Extracted data entries
□ □ □
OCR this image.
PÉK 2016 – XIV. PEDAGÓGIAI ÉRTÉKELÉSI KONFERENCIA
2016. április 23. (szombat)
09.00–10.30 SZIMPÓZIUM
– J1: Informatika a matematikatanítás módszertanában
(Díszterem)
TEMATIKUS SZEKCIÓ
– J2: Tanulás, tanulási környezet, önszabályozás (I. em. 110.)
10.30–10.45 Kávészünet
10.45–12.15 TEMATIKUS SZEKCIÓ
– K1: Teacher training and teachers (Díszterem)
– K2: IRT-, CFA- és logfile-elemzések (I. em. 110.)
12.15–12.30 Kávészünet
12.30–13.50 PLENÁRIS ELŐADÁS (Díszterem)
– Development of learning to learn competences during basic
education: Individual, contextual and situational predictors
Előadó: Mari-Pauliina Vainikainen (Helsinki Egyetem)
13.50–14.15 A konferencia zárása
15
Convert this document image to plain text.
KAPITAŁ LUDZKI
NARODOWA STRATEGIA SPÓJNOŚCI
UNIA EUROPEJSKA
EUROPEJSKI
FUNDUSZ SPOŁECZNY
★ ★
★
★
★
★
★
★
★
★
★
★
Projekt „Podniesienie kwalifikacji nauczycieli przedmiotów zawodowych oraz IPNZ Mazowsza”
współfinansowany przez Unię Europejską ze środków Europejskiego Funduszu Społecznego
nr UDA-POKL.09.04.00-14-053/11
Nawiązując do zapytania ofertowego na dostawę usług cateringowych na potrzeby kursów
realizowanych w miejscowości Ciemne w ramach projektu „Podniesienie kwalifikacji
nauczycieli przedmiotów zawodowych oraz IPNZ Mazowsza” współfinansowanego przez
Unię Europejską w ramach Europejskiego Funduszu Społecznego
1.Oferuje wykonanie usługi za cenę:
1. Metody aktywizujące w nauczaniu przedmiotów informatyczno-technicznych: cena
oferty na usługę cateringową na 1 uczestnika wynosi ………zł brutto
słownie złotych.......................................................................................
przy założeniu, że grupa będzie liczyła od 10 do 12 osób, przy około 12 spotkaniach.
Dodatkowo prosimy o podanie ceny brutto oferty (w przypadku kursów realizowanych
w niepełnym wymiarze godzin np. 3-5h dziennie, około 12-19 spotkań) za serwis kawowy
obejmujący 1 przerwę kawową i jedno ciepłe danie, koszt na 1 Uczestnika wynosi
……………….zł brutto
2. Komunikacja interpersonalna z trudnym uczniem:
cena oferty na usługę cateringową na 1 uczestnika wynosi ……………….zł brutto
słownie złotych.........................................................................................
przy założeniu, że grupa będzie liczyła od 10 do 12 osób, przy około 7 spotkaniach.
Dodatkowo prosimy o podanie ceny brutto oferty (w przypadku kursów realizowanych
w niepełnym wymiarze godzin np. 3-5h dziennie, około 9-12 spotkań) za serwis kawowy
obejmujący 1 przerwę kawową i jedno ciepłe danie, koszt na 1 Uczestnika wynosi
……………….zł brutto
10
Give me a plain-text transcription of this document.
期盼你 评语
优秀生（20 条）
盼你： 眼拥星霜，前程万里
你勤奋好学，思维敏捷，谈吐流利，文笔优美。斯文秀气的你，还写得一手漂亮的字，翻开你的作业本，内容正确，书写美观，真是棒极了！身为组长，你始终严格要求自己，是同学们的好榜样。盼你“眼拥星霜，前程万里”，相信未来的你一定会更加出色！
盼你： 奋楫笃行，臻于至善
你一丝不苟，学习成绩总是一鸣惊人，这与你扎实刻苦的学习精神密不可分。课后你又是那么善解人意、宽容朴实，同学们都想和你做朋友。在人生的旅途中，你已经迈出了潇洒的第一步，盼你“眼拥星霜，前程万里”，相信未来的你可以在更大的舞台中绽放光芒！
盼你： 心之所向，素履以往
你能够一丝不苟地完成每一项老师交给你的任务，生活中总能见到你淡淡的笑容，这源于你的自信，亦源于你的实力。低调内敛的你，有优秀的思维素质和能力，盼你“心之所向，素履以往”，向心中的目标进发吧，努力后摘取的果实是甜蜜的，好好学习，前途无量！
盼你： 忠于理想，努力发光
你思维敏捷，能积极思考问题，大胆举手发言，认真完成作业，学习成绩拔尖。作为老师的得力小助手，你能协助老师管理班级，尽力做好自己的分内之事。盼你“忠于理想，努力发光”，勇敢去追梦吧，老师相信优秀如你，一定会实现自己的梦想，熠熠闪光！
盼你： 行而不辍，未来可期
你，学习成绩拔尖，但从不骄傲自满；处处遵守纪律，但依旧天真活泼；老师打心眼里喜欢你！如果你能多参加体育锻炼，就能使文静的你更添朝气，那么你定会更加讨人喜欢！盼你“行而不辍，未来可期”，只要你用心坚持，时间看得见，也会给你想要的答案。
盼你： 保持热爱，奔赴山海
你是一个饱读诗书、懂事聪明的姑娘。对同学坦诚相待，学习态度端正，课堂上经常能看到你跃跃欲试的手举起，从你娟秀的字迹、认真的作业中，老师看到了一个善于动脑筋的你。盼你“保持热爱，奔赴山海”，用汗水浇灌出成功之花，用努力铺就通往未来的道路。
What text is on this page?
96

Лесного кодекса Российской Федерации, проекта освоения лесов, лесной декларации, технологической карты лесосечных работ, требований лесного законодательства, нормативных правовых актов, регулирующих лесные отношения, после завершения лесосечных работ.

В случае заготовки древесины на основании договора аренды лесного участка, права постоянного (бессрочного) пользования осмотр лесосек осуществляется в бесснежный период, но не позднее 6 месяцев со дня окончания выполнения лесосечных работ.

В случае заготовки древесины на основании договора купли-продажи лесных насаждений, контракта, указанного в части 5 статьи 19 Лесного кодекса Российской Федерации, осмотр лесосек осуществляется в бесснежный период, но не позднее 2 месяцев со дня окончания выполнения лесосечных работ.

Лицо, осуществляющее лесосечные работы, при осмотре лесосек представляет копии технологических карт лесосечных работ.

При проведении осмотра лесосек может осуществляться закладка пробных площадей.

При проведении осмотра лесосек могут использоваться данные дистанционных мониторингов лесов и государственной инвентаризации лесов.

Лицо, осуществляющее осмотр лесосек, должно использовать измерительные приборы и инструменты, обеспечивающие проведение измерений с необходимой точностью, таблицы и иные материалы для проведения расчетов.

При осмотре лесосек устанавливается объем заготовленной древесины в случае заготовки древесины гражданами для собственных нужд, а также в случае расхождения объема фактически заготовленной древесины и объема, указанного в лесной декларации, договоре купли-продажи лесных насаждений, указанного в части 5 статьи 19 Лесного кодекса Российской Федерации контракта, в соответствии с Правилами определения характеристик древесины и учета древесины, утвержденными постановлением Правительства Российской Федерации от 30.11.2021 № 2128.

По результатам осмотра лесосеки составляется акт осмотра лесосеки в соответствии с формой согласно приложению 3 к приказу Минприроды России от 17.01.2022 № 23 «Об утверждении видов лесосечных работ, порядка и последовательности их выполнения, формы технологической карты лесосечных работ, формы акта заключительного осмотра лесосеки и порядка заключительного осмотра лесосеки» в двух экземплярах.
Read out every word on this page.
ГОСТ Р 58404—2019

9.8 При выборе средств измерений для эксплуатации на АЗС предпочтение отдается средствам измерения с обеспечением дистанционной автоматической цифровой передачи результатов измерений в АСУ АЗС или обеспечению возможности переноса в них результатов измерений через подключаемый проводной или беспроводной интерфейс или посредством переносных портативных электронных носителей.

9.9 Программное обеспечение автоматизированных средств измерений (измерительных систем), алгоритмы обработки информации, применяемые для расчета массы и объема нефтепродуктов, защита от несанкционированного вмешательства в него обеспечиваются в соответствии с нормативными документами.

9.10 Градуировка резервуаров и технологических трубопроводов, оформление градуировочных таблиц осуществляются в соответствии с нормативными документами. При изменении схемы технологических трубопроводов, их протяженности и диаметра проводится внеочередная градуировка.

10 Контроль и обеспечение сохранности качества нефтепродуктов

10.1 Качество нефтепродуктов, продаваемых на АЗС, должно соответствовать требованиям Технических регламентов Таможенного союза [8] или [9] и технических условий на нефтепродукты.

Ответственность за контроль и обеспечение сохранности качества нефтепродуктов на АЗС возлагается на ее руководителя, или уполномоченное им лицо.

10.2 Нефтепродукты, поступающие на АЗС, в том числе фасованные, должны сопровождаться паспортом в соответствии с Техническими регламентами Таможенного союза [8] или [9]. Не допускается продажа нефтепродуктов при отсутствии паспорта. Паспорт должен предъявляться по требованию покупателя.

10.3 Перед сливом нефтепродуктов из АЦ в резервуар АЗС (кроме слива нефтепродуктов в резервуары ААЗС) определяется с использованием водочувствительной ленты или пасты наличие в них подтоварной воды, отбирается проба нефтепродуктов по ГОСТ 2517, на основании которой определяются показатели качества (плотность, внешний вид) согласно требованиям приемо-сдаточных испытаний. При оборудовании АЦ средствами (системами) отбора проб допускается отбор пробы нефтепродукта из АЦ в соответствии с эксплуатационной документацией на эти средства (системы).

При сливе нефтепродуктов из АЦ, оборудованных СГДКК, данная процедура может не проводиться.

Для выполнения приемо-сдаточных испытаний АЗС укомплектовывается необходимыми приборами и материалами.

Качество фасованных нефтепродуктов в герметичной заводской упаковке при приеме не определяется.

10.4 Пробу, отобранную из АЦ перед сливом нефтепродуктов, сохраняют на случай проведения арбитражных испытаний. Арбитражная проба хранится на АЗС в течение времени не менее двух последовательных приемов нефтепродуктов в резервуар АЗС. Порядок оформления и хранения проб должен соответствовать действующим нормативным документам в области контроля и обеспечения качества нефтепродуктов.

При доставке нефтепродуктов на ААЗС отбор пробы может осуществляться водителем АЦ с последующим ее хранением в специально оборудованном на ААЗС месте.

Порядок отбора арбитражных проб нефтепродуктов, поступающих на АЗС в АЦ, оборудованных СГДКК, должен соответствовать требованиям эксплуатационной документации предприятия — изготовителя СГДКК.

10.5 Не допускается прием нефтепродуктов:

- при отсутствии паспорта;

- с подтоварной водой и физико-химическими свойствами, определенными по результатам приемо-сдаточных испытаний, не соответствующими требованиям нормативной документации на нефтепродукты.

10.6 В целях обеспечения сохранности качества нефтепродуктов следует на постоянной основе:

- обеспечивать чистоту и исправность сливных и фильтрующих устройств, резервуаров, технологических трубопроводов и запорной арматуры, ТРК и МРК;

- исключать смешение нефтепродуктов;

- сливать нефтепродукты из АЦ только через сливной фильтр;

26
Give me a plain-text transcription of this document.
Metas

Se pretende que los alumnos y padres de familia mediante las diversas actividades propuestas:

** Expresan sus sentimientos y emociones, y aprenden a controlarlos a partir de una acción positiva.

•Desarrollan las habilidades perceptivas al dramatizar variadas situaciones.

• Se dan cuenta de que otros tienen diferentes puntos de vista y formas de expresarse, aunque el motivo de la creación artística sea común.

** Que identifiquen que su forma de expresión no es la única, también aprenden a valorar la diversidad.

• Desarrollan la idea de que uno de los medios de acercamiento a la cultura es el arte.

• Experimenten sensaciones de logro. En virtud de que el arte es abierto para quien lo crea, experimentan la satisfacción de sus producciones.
□ □ □
**WHAT YOU NEED TO DO:** Consider the entries above and return each line with the string "документации".

**EXERCISE RESPONSE:**
Порядок отбора арбитражных проб нефтепродуктов, поступающих на АЗС в АЦ, оборудованных СГДКК, должен соответствовать требованиям эксплуатационной документации предприятия — изготовителя СГДКК.
- с подтоварной водой и физико-химическими свойствами, определенными по результатам приемо-сдаточных испытаний, не соответствующими требованиям нормативной документации на нефтепродукты.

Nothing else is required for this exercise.